The request — Your task is to copy every line of the records below that contains "timeline".

Records for processing —
[start]

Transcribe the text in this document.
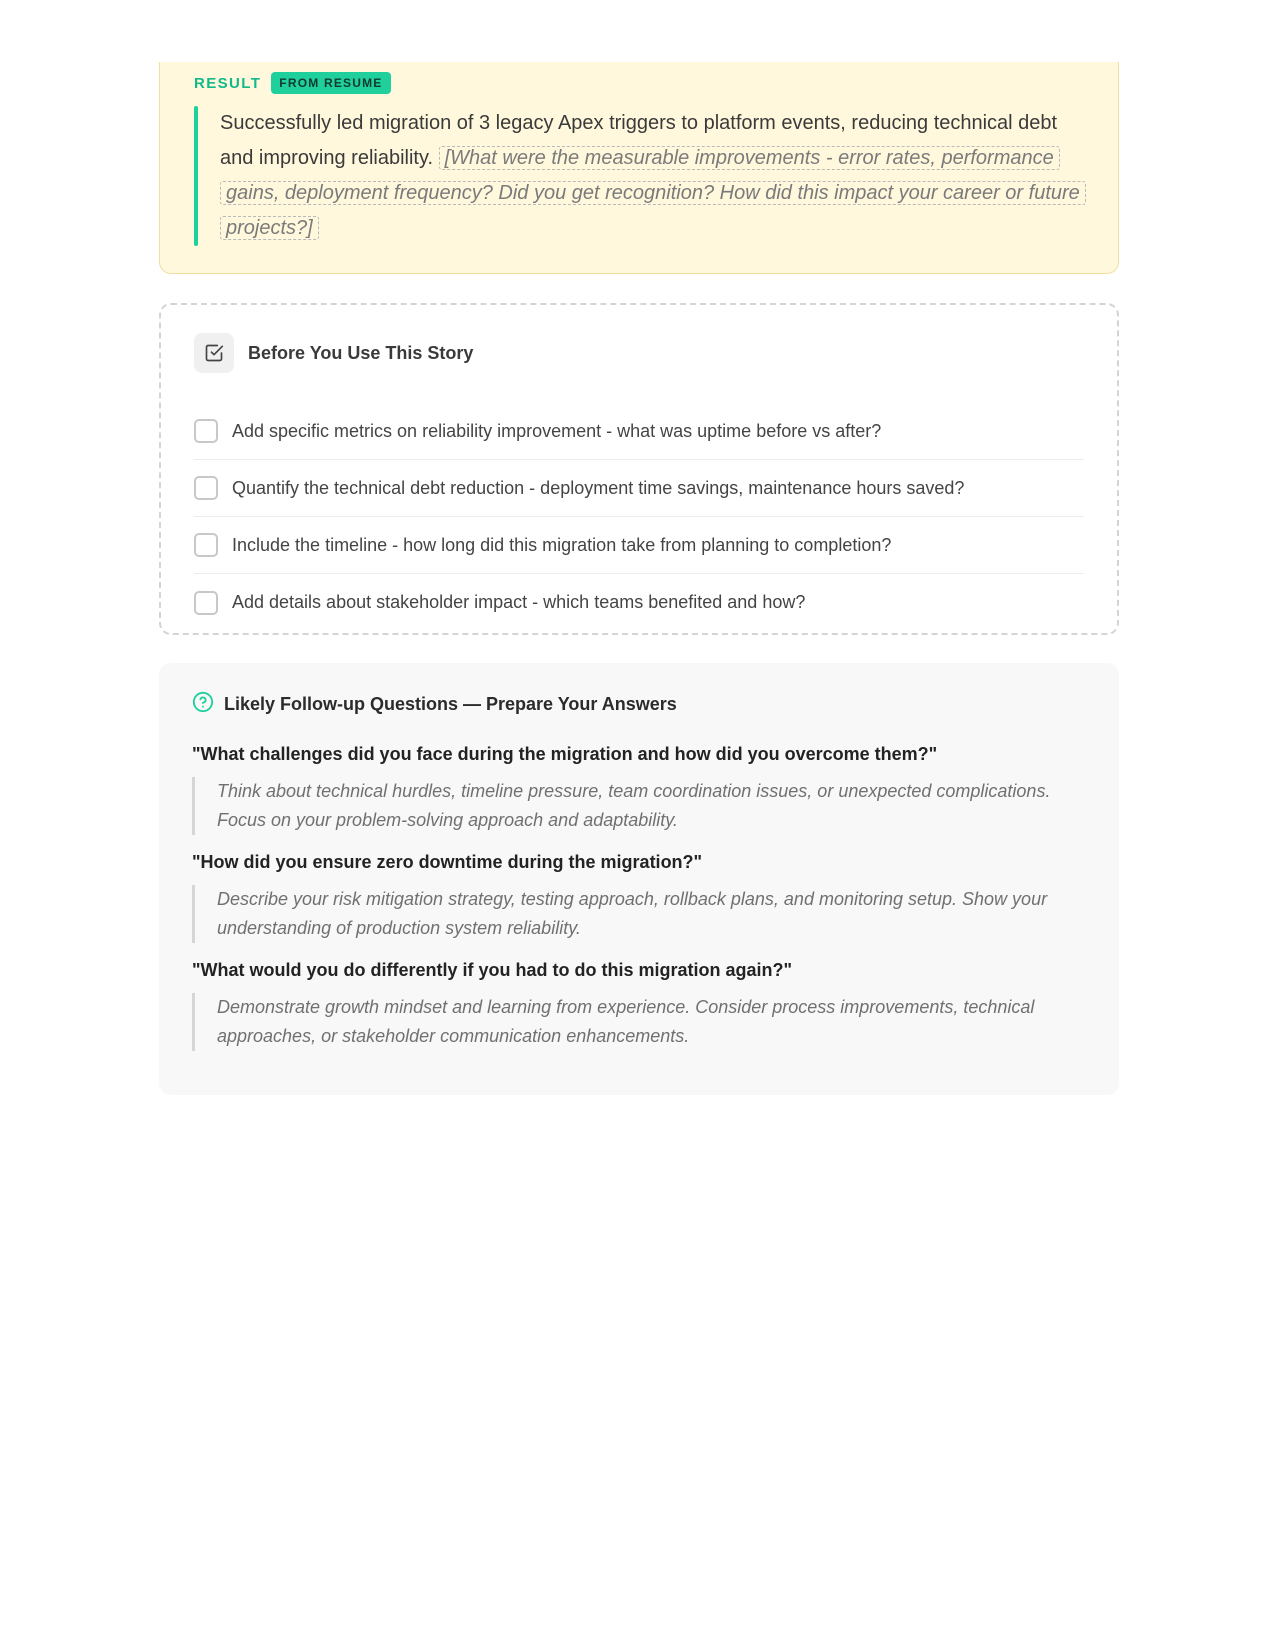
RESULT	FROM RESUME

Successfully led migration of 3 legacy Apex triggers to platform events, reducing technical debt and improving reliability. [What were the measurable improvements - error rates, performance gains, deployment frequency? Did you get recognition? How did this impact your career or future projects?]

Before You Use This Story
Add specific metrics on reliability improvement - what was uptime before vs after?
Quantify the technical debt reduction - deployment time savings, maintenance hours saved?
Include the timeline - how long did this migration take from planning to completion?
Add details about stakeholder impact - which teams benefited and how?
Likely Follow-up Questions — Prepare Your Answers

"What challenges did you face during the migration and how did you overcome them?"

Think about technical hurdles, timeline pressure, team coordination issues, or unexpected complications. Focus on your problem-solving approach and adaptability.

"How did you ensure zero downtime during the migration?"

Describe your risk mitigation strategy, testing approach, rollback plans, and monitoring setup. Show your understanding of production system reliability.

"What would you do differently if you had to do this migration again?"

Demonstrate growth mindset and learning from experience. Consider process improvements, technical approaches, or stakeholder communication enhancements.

[end]

Finished exercise —
Include the timeline - how long did this migration take from planning to completion?
Think about technical hurdles, timeline pressure, team coordination issues, or unexpected complications. Focus on your problem-solving approach and adaptability.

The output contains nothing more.